• Stated exercise
Locate every line in the records below that contains the word "expenses", and copy each one.

## start Records for this task

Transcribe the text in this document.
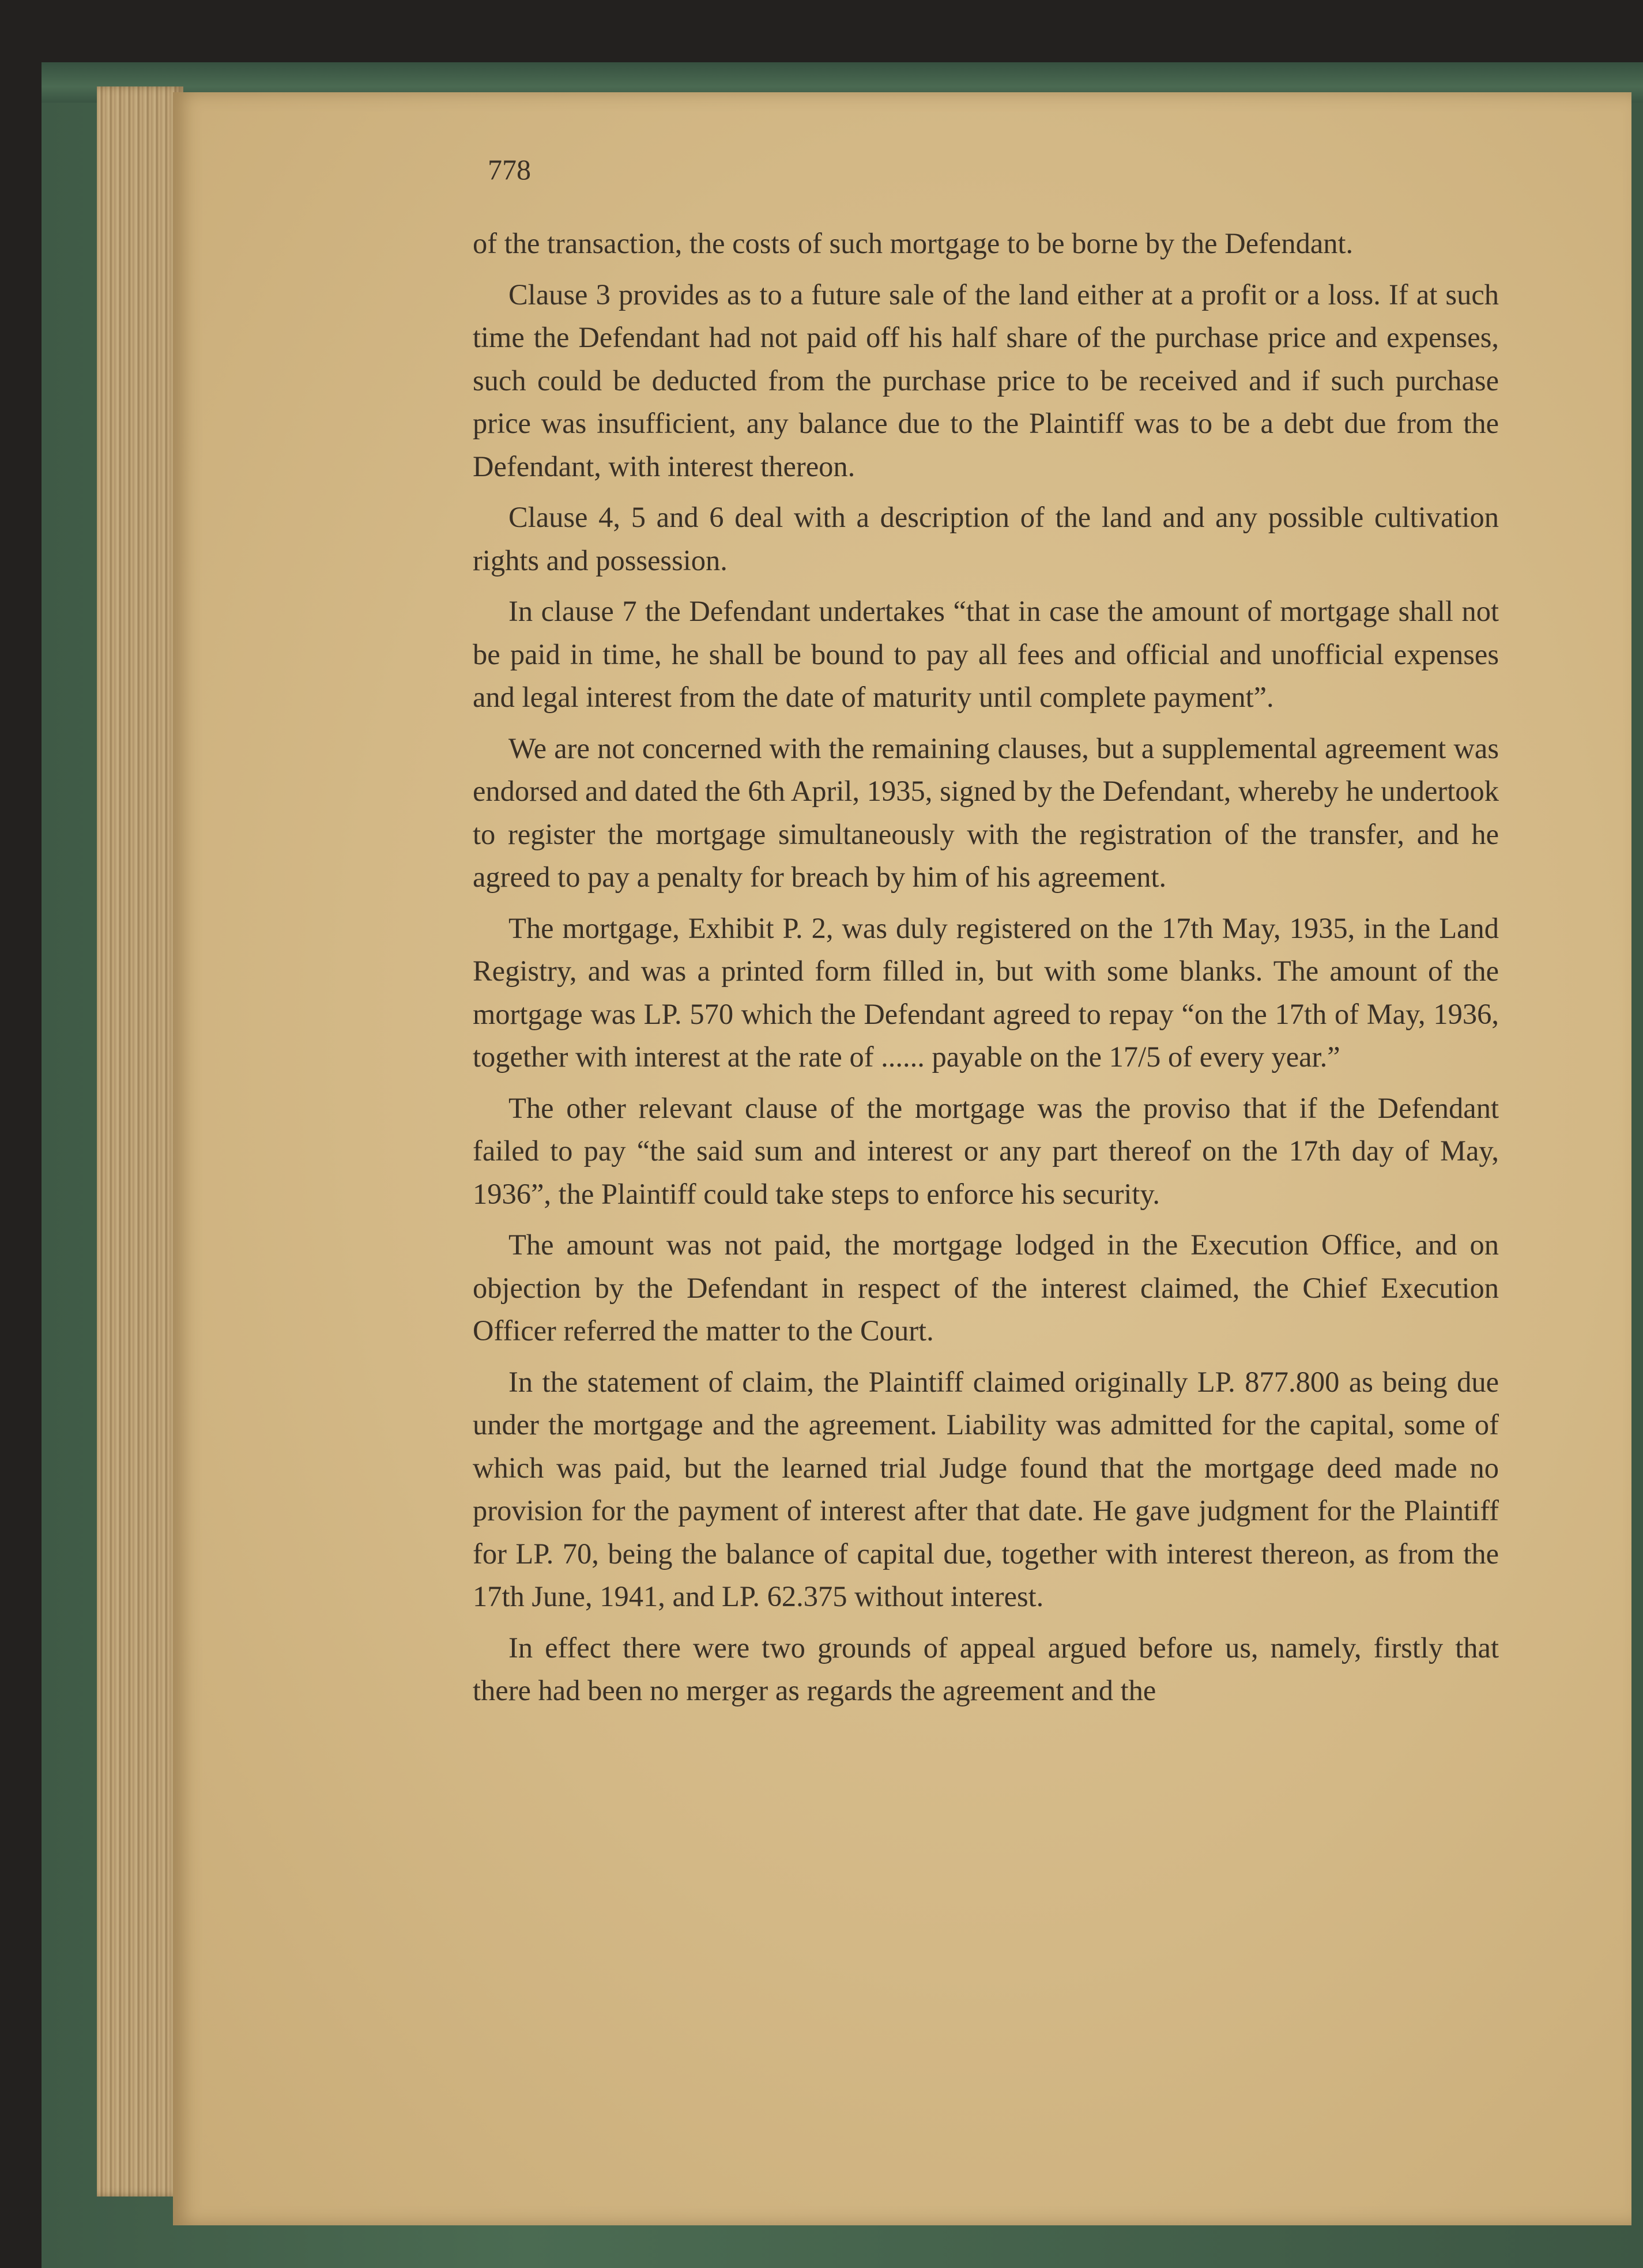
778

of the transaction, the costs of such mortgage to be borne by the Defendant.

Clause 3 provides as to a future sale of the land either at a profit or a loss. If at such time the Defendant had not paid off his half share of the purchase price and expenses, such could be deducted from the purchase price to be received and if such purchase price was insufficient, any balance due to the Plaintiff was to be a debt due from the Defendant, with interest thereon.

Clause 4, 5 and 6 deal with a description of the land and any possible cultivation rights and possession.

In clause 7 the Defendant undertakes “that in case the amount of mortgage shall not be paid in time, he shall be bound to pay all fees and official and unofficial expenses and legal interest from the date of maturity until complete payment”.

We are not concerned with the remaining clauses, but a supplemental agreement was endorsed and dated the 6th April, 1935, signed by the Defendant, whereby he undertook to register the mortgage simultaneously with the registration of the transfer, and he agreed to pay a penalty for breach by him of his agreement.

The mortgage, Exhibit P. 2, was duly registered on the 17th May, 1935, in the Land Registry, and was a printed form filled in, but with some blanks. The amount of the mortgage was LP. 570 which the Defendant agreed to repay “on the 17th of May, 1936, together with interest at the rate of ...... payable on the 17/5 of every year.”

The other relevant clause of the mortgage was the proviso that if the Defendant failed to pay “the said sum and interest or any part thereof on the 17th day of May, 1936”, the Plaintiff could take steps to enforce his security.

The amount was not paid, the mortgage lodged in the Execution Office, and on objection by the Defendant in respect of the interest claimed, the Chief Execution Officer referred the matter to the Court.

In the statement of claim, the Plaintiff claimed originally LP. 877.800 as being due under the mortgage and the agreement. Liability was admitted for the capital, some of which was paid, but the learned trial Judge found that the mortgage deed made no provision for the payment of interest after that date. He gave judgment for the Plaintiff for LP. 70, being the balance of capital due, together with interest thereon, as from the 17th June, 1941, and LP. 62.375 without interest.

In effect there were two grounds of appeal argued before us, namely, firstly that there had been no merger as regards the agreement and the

## end Records for this task

• Exercise answer
Clause 3 provides as to a future sale of the land either at a profit or a loss. If at such time the Defendant had not paid off his half share of the purchase price and expenses, such could be deducted from the purchase price to be received and if such purchase price was insufficient, any balance due to the Plaintiff was to be a debt due from the Defendant, with interest thereon.
In clause 7 the Defendant undertakes “that in case the amount of mortgage shall not be paid in time, he shall be bound to pay all fees and official and unofficial expenses and legal interest from the date of maturity until complete payment”.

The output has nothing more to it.